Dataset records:
_ _ _
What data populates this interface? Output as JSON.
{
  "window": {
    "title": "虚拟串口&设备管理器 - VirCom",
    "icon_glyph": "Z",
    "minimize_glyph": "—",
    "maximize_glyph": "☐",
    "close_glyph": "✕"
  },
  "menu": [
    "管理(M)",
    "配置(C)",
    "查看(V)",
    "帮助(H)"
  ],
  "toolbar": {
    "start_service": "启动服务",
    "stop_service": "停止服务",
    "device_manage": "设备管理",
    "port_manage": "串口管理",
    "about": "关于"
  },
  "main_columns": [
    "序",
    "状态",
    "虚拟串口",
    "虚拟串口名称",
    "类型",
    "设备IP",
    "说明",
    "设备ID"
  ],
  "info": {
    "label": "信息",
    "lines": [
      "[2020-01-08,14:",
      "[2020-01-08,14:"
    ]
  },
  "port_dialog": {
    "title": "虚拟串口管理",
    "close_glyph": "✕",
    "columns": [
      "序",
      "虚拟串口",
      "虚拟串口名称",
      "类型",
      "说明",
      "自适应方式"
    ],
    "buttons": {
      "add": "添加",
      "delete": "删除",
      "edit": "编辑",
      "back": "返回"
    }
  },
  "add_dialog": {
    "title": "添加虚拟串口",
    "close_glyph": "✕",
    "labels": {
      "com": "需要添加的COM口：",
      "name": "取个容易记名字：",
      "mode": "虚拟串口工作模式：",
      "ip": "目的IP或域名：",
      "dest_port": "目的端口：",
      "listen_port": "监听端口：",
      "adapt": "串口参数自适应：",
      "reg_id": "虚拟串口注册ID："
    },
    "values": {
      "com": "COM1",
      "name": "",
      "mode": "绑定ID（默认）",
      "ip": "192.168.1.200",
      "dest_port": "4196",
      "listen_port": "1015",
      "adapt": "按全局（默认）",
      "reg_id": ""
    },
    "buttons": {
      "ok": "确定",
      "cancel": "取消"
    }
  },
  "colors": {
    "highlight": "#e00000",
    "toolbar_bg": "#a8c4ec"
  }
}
_ _ _
■ **What you need to do**: Set down all of the entries exactly, please.

■ **Task response**:
What data populates this interface? Output as JSON.
{
  "window": {
    "title": "虚拟串口&设备管理器 - VirCom",
    "icon_glyph": "Z",
    "minimize_glyph": "—",
    "maximize_glyph": "☐",
    "close_glyph": "✕"
  },
  "menu": [
    "管理(M)",
    "配置(C)",
    "查看(V)",
    "帮助(H)"
  ],
  "toolbar": {
    "start_service": "启动服务",
    "stop_service": "停止服务",
    "device_manage": "设备管理",
    "port_manage": "串口管理",
    "about": "关于"
  },
  "main_columns": [
    "序",
    "状态",
    "虚拟串口",
    "虚拟串口名称",
    "类型",
    "设备IP",
    "说明",
    "设备ID"
  ],
  "info": {
    "label": "信息",
    "lines": [
      "[2020-01-08,14:",
      "[2020-01-08,14:"
    ]
  },
  "port_dialog": {
    "title": "虚拟串口管理",
    "close_glyph": "✕",
    "columns": [
      "序",
      "虚拟串口",
      "虚拟串口名称",
      "类型",
      "说明",
      "自适应方式"
    ],
    "buttons": {
      "add": "添加",
      "delete": "删除",
      "edit": "编辑",
      "back": "返回"
    }
  },
  "add_dialog": {
    "title": "添加虚拟串口",
    "close_glyph": "✕",
    "labels": {
      "com": "需要添加的COM口：",
      "name": "取个容易记名字：",
      "mode": "虚拟串口工作模式：",
      "ip": "目的IP或域名：",
      "dest_port": "目的端口：",
      "listen_port": "监听端口：",
      "adapt": "串口参数自适应：",
      "reg_id": "虚拟串口注册ID："
    },
    "values": {
      "com": "COM1",
      "name": "",
      "mode": "绑定ID（默认）",
      "ip": "192.168.1.200",
      "dest_port": "4196",
      "listen_port": "1015",
      "adapt": "按全局（默认）",
      "reg_id": ""
    },
    "buttons": {
      "ok": "确定",
      "cancel": "取消"
    }
  },
  "colors": {
    "highlight": "#e00000",
    "toolbar_bg": "#a8c4ec"
  }
}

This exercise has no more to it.